Which lines hold the string "Прогноз"? Copy every one of them.

Dataset listings of figures
---+---
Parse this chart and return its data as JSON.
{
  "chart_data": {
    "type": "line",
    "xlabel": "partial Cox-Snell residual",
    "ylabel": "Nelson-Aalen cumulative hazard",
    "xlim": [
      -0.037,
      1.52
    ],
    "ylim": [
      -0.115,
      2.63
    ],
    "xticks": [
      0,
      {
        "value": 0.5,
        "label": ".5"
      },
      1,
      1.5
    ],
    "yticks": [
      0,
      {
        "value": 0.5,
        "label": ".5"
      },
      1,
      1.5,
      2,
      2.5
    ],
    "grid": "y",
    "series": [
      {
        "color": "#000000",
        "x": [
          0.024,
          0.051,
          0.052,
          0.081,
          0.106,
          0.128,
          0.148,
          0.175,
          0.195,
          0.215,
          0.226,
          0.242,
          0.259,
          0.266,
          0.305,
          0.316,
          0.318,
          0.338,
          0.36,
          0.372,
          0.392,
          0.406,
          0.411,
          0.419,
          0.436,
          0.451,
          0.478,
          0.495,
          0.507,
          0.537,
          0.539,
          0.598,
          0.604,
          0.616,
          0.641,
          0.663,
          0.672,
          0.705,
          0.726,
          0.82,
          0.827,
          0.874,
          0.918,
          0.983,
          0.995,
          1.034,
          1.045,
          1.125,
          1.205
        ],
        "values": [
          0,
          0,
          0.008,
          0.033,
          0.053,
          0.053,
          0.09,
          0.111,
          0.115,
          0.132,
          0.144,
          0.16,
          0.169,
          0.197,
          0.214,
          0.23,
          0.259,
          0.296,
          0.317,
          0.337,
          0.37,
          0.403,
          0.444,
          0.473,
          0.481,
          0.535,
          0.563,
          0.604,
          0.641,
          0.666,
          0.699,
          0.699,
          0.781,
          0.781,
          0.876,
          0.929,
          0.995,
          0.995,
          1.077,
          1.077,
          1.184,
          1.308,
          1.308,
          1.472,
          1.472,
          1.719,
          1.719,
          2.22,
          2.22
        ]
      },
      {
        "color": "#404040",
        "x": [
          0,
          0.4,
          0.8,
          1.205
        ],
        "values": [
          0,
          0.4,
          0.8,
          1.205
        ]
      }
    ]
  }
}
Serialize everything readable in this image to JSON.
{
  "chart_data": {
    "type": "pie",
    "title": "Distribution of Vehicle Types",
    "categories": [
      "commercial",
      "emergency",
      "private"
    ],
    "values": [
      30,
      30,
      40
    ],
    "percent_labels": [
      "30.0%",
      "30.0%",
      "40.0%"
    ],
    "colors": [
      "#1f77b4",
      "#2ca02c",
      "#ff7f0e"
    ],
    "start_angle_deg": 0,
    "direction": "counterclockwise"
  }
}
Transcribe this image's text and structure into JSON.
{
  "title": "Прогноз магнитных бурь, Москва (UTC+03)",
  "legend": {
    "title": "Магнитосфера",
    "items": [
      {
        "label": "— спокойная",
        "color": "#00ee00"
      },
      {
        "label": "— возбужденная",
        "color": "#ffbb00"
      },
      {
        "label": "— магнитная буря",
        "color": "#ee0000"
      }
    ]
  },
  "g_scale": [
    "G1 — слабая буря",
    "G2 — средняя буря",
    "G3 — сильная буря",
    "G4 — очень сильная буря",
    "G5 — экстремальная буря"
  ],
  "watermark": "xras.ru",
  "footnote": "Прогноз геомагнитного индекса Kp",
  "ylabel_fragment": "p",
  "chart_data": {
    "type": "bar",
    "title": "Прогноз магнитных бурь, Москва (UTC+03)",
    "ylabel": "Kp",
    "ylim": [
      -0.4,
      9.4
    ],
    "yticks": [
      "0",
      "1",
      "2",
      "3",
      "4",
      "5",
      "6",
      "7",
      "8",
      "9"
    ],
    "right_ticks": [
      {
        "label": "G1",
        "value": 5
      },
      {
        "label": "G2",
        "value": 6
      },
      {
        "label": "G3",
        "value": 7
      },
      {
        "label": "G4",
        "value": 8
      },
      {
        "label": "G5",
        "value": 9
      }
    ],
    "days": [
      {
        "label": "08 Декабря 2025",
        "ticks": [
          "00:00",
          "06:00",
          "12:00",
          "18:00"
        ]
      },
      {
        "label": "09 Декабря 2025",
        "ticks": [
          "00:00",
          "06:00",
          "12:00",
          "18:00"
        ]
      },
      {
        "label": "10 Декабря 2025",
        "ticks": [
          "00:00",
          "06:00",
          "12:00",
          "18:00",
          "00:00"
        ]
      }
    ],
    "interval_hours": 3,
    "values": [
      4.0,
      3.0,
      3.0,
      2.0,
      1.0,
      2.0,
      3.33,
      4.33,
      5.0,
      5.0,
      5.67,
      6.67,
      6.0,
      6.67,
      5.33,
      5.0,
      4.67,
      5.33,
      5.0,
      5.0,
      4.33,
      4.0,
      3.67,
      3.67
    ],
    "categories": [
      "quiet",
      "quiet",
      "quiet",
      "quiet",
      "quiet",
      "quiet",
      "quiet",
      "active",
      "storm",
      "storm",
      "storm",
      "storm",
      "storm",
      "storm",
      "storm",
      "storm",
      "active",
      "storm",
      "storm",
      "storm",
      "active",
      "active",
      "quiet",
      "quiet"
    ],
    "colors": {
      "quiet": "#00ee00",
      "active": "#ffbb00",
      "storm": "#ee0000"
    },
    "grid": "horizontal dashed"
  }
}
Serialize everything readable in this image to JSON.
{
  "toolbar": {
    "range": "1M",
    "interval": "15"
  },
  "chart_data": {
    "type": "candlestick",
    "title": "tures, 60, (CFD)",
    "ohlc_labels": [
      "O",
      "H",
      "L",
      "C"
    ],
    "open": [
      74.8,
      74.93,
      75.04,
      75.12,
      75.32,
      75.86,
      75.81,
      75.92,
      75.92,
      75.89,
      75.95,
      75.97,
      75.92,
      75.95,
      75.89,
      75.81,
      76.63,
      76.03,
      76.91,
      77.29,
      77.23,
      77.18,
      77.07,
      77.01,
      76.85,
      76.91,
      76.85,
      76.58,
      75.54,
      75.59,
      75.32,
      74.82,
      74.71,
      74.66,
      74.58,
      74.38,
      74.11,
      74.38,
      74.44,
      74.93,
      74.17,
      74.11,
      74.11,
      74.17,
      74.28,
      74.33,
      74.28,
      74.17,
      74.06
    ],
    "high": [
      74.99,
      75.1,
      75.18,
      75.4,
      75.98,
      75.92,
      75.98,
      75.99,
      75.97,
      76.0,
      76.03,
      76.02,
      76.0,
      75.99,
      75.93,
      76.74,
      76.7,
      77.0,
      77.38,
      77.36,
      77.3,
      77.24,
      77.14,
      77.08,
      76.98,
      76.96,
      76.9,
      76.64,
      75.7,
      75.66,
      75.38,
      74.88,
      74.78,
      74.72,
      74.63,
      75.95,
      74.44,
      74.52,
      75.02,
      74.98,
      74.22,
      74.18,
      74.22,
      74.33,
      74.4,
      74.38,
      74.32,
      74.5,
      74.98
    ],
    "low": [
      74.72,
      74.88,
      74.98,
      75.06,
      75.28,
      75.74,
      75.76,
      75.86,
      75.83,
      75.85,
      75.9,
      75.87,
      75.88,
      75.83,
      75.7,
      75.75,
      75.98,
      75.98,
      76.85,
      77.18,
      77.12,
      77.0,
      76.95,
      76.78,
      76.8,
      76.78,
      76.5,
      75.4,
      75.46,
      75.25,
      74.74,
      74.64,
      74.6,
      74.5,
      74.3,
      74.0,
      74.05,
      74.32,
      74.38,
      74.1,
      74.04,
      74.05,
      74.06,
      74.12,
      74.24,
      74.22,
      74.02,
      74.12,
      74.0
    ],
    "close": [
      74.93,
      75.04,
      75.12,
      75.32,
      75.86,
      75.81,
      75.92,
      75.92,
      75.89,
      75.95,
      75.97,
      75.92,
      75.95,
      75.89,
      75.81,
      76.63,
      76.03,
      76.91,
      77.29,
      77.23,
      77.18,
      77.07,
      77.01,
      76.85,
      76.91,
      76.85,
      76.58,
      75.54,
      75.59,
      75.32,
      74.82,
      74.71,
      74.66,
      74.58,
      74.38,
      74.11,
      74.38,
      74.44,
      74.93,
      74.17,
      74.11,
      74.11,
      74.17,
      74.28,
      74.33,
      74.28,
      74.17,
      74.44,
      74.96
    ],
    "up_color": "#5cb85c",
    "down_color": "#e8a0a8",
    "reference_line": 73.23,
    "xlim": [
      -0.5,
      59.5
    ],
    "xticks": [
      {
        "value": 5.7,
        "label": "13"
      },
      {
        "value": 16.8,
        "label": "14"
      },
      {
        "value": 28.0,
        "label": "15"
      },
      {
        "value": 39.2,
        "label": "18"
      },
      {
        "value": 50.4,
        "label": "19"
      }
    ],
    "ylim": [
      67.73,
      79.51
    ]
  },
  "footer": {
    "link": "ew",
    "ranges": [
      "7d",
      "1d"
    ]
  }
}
---+---
▶ _Written reply_:
  "title": "Прогноз магнитных бурь, Москва (UTC+03)",
  "footnote": "Прогноз геомагнитного индекса Kp",
    "title": "Прогноз магнитных бурь, Москва (UTC+03)",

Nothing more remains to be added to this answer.